- **Exercise description**
Copy the material from its first line through the line containing "header-cell: 5 [97,376,106,491]", changing "кирпичные" to "панельные" and leaving everything else unchanged.

>> begin Available records

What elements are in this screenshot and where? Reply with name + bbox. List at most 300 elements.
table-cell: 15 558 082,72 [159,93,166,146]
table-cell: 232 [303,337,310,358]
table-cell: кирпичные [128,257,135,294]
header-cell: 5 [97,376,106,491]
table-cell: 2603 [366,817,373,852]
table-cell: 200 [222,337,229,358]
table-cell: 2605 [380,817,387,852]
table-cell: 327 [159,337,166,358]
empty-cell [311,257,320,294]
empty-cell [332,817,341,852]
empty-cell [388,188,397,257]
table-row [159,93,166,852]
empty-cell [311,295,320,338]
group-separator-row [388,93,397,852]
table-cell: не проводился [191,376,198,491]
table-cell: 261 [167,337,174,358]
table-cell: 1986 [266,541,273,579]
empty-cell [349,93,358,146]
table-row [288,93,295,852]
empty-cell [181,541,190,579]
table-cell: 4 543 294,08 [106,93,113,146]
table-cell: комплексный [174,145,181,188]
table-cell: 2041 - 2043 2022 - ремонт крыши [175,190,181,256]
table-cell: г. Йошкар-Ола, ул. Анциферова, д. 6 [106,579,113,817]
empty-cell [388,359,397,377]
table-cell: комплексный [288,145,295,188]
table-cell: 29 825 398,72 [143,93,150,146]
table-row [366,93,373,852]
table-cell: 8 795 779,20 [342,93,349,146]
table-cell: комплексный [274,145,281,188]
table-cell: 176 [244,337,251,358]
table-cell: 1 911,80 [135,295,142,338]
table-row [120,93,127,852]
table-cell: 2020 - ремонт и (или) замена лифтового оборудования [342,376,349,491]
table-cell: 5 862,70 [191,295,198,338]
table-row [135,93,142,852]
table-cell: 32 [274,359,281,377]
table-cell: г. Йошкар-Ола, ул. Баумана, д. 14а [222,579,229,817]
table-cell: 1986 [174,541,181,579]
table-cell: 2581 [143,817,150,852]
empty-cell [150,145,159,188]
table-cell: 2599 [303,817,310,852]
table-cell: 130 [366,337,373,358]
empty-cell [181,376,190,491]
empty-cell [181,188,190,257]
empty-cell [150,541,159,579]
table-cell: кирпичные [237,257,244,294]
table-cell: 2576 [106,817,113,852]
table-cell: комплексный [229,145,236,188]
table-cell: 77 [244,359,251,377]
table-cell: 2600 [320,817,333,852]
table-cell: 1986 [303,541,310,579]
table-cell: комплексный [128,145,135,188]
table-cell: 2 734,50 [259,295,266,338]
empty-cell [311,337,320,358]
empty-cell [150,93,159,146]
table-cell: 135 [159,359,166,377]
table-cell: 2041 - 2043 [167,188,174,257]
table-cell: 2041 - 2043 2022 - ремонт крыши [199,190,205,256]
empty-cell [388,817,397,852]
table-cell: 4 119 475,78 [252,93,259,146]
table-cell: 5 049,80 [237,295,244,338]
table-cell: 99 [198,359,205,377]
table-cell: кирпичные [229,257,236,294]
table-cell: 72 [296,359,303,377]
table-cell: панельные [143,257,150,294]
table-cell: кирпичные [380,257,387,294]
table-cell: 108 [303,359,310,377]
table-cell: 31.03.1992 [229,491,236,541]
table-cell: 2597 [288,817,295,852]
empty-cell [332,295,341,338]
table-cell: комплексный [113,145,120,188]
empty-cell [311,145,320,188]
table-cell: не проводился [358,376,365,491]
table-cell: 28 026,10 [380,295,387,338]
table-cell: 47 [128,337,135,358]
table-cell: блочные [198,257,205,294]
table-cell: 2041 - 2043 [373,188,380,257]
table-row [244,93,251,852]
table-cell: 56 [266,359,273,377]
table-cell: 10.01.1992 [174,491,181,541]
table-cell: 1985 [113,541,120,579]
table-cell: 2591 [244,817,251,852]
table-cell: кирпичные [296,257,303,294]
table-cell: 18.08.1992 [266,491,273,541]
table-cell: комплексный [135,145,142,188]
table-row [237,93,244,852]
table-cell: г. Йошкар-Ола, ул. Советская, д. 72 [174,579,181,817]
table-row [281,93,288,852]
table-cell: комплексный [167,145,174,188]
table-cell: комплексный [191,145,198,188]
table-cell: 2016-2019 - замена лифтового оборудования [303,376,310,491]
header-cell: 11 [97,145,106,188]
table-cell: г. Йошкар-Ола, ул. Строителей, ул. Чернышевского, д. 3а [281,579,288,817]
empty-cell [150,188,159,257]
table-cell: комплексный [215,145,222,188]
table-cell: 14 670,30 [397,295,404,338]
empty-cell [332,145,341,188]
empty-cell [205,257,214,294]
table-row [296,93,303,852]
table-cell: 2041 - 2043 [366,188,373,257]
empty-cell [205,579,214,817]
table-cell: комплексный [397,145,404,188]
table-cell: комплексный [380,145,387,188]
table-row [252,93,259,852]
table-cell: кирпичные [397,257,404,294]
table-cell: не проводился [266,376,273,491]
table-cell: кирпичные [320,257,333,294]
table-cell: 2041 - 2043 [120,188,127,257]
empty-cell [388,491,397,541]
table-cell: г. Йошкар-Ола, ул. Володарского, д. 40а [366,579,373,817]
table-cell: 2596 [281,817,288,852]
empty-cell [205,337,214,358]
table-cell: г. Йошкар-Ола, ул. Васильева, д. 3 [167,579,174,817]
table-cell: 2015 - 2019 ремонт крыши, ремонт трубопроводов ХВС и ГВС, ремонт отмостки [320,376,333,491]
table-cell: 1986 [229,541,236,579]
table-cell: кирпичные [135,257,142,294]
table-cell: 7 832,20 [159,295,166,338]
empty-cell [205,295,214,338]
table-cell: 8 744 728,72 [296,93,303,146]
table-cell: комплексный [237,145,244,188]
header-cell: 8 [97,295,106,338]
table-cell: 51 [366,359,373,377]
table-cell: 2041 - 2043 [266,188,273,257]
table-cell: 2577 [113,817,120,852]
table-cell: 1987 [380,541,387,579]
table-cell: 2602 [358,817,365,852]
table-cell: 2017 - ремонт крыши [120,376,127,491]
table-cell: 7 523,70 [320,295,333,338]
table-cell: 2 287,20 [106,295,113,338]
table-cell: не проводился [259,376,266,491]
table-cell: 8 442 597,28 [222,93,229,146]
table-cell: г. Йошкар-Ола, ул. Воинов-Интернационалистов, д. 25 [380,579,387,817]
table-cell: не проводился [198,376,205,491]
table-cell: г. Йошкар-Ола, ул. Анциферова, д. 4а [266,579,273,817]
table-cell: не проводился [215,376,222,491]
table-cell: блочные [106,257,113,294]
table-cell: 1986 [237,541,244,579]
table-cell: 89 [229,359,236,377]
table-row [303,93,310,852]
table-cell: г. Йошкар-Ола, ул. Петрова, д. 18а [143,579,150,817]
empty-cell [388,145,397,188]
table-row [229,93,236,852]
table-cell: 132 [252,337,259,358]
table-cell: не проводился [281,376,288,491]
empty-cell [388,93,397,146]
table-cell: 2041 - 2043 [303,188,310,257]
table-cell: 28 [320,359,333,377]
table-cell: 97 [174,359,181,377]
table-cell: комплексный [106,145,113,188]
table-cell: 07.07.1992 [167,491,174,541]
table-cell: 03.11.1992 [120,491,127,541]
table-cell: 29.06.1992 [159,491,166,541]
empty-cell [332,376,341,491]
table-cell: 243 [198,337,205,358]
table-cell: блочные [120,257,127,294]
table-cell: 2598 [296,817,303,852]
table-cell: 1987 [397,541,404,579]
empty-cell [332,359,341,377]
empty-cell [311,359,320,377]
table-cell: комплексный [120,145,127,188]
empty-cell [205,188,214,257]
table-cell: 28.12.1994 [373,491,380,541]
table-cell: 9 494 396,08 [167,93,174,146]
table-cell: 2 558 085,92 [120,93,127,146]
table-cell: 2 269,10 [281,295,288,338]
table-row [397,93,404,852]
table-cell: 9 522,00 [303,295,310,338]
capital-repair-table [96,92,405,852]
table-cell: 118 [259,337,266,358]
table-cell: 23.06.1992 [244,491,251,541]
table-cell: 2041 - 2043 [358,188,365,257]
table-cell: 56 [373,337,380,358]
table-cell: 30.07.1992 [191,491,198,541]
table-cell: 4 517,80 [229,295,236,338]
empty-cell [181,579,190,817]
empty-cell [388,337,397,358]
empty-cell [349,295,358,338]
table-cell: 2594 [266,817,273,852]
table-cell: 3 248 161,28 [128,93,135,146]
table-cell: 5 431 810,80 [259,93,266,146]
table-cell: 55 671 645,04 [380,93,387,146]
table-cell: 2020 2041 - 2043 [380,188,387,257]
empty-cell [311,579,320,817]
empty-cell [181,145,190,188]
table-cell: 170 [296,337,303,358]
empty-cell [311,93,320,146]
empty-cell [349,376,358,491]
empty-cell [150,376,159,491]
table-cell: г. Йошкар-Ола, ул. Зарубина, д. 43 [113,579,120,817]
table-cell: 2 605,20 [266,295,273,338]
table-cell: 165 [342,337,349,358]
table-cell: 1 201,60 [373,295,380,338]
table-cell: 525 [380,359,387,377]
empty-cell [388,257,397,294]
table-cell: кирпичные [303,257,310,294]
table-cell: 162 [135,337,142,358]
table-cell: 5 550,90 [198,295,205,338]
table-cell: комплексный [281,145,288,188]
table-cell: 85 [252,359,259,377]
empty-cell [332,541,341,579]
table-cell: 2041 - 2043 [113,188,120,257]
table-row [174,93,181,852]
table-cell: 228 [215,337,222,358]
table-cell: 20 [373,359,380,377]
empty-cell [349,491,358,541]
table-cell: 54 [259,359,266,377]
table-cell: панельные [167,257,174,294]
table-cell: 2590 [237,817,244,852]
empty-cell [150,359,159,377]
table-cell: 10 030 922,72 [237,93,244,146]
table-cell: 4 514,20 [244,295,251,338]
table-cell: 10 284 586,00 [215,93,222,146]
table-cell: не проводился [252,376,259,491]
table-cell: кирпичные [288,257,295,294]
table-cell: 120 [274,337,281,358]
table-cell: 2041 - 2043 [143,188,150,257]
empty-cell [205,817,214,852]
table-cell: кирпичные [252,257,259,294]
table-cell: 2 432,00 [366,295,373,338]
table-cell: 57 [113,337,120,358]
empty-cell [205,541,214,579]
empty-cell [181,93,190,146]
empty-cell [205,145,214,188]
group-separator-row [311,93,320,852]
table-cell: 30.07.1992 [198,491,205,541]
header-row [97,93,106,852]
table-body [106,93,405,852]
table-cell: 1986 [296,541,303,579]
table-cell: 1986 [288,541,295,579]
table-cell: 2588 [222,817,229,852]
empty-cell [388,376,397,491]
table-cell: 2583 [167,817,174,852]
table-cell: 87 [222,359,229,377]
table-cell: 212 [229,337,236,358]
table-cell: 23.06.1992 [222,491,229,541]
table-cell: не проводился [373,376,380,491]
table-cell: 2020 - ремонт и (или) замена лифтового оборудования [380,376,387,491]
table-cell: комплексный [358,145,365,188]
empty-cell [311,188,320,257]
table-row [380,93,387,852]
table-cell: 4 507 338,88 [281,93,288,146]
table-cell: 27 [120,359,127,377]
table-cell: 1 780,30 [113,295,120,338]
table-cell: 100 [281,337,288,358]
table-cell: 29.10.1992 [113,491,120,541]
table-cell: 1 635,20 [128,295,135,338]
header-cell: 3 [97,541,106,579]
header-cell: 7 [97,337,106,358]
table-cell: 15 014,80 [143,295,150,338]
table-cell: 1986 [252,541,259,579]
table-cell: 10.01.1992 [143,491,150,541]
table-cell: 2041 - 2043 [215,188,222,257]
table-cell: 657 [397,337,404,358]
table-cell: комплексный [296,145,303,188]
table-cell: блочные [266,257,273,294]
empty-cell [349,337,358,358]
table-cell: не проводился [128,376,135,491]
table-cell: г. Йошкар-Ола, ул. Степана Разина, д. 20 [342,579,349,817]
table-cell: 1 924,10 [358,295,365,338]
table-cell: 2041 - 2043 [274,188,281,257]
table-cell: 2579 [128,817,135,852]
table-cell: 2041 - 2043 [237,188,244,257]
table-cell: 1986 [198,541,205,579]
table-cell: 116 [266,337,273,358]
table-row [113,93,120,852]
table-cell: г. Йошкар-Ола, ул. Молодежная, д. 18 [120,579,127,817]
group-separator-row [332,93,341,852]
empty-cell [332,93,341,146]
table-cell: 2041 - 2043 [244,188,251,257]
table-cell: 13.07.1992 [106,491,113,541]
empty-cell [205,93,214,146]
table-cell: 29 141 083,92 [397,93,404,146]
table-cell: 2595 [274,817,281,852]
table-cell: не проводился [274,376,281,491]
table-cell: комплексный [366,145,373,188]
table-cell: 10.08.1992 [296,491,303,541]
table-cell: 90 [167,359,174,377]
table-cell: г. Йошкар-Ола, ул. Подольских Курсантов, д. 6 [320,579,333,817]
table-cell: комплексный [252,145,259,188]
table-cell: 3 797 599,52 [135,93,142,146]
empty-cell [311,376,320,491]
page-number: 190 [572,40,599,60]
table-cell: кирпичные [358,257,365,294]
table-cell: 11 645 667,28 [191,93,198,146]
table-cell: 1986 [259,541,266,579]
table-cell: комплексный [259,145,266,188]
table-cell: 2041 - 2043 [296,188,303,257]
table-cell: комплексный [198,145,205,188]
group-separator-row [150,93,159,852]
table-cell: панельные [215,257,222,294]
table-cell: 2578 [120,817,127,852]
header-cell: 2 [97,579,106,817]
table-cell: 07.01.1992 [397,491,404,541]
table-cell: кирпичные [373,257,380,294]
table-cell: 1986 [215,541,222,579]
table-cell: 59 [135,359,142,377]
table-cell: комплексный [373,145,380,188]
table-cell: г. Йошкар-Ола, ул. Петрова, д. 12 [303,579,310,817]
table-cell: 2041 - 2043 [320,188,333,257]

>> end Available records

- **Finished answer**
What elements are in this screenshot and where? Reply with name + bbox. List at most 300 elements.
table-cell: 15 558 082,72 [159,93,166,146]
table-cell: 232 [303,337,310,358]
table-cell: панельные [128,257,135,294]
header-cell: 5 [97,376,106,491]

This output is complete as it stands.